## EXERCISE DIRECTIONS
State how many lines hold the word "nExcitation", with no other words.

## Records from a data collection
------------------------

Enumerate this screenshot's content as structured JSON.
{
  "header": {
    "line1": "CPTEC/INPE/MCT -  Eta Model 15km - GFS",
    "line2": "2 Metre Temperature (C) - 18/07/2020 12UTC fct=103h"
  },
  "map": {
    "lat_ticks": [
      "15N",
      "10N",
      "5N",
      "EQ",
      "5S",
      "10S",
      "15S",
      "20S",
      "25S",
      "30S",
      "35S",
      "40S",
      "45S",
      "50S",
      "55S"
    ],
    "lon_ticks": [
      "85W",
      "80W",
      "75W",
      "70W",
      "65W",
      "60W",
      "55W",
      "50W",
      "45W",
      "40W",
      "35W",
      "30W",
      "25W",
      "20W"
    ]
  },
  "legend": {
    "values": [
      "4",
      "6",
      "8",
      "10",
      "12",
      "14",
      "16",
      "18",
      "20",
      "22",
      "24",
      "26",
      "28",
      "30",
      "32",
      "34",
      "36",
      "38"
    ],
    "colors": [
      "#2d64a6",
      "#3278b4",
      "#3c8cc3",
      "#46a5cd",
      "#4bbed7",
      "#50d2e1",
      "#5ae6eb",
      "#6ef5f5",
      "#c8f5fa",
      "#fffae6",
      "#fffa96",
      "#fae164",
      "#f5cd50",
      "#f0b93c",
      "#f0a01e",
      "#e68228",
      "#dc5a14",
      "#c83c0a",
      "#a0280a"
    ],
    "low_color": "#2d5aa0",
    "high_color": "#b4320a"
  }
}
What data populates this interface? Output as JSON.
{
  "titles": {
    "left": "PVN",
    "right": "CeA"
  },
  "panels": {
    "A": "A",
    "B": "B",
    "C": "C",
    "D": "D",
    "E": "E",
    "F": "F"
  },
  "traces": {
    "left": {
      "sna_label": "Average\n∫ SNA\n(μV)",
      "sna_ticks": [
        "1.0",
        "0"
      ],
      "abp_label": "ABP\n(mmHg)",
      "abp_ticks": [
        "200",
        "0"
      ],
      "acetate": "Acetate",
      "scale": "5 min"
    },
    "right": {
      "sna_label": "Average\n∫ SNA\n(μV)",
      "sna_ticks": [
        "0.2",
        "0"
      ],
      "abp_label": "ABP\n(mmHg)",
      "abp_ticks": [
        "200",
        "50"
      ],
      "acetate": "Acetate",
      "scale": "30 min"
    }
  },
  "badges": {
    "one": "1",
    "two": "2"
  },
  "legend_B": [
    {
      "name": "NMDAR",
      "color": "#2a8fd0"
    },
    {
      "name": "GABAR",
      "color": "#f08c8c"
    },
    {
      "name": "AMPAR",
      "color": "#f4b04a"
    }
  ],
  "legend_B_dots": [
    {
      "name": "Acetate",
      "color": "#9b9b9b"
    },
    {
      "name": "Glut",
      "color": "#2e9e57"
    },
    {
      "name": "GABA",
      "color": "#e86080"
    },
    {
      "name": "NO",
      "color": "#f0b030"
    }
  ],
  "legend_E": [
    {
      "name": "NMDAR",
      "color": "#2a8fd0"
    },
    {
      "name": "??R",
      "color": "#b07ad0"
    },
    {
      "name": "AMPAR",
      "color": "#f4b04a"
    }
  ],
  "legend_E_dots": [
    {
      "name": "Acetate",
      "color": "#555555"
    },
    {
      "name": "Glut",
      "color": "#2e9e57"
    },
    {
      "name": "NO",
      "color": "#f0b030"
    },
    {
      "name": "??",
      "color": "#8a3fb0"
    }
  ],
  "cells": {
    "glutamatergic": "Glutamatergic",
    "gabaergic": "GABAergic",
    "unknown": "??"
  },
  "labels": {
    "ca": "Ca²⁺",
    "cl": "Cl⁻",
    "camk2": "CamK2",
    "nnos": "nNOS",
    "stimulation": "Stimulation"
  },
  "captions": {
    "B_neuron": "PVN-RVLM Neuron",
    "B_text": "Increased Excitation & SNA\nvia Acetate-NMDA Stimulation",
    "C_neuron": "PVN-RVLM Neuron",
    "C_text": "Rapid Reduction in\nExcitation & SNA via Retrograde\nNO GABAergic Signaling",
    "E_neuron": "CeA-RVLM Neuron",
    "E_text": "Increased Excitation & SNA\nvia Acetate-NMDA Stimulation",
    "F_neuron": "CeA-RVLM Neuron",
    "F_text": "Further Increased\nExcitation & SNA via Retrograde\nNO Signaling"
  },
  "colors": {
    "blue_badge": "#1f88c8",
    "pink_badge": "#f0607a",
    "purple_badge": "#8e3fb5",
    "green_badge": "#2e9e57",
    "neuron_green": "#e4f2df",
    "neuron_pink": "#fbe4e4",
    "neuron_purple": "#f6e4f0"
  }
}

------------------------

## WRITTEN SOLUTION
2